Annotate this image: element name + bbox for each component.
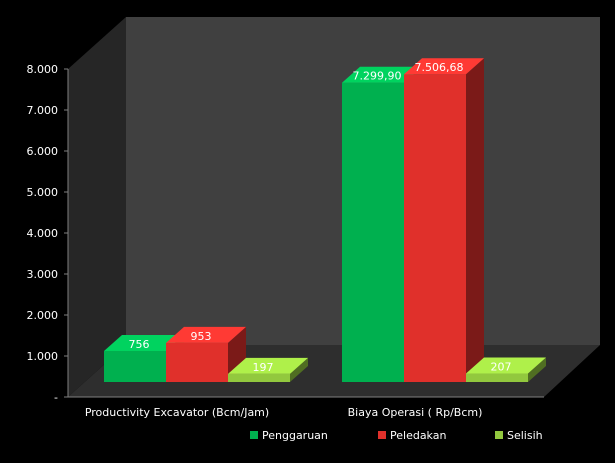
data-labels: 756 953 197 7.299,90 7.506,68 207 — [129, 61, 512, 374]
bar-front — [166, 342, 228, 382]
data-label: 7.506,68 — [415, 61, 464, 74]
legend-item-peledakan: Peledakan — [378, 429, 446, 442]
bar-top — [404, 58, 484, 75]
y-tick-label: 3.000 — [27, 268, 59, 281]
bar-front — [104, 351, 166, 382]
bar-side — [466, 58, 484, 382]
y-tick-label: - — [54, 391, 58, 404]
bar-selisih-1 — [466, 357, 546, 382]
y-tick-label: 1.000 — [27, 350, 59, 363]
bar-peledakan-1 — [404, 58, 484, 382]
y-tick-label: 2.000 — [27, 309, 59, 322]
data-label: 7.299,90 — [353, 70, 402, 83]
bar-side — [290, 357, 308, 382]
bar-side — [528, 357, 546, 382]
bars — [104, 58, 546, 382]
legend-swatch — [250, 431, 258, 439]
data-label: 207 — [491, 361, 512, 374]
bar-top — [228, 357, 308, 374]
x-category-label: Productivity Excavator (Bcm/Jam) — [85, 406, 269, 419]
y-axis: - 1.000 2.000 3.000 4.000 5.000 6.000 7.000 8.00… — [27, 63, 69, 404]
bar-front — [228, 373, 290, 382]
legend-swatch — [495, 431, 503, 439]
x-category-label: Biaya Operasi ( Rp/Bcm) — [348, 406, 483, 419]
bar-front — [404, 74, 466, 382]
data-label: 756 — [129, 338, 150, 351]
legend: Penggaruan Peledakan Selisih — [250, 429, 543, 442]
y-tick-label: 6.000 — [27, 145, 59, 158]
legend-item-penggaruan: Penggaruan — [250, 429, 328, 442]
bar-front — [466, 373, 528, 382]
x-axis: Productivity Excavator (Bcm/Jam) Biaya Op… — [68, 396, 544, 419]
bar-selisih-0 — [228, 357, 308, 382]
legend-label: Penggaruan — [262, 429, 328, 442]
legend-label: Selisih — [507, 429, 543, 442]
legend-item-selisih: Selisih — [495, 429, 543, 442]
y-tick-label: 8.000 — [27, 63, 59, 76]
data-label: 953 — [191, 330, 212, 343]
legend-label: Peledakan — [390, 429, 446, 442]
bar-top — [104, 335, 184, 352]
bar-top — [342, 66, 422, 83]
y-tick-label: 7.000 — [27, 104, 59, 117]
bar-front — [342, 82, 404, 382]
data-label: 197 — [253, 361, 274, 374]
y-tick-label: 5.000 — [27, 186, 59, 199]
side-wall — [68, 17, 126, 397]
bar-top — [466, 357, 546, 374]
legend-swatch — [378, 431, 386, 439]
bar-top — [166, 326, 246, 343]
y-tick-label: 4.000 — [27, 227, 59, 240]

Task prompt:
Please output every entry above line for line without changing anything, and leave out the picture.

Full answer:
Annotate this image: element name + bbox for each component.
data-labels: 756 953 197 7.299,90 7.506,68 207 — [129, 61, 512, 374]
bar-front — [166, 342, 228, 382]
data-label: 7.506,68 — [415, 61, 464, 74]
legend-item-peledakan: Peledakan — [378, 429, 446, 442]
bar-top — [404, 58, 484, 75]
y-tick-label: 3.000 — [27, 268, 59, 281]
bar-front — [104, 351, 166, 382]
bar-side — [466, 58, 484, 382]
y-tick-label: - — [54, 391, 58, 404]
bar-selisih-1 — [466, 357, 546, 382]
y-tick-label: 1.000 — [27, 350, 59, 363]
bar-peledakan-1 — [404, 58, 484, 382]
y-tick-label: 2.000 — [27, 309, 59, 322]
data-label: 7.299,90 — [353, 70, 402, 83]
bar-side — [290, 357, 308, 382]
bar-side — [528, 357, 546, 382]
bars — [104, 58, 546, 382]
legend-swatch — [250, 431, 258, 439]
data-label: 207 — [491, 361, 512, 374]
bar-top — [228, 357, 308, 374]
x-category-label: Productivity Excavator (Bcm/Jam) — [85, 406, 269, 419]
y-axis: - 1.000 2.000 3.000 4.000 5.000 6.000 7.000 8.00… — [27, 63, 69, 404]
bar-front — [228, 373, 290, 382]
legend-swatch — [495, 431, 503, 439]
x-category-label: Biaya Operasi ( Rp/Bcm) — [348, 406, 483, 419]
bar-front — [404, 74, 466, 382]
data-label: 756 — [129, 338, 150, 351]
legend: Penggaruan Peledakan Selisih — [250, 429, 543, 442]
y-tick-label: 6.000 — [27, 145, 59, 158]
legend-item-penggaruan: Penggaruan — [250, 429, 328, 442]
bar-front — [466, 373, 528, 382]
x-axis: Productivity Excavator (Bcm/Jam) Biaya Op… — [68, 396, 544, 419]
bar-selisih-0 — [228, 357, 308, 382]
legend-label: Penggaruan — [262, 429, 328, 442]
legend-label: Selisih — [507, 429, 543, 442]
legend-item-selisih: Selisih — [495, 429, 543, 442]
y-tick-label: 8.000 — [27, 63, 59, 76]
data-label: 953 — [191, 330, 212, 343]
legend-label: Peledakan — [390, 429, 446, 442]
bar-top — [104, 335, 184, 352]
bar-top — [342, 66, 422, 83]
y-tick-label: 7.000 — [27, 104, 59, 117]
bar-front — [342, 82, 404, 382]
data-label: 197 — [253, 361, 274, 374]
y-tick-label: 5.000 — [27, 186, 59, 199]
side-wall — [68, 17, 126, 397]
bar-top — [466, 357, 546, 374]
legend-swatch — [378, 431, 386, 439]
bar-top — [166, 326, 246, 343]
y-tick-label: 4.000 — [27, 227, 59, 240]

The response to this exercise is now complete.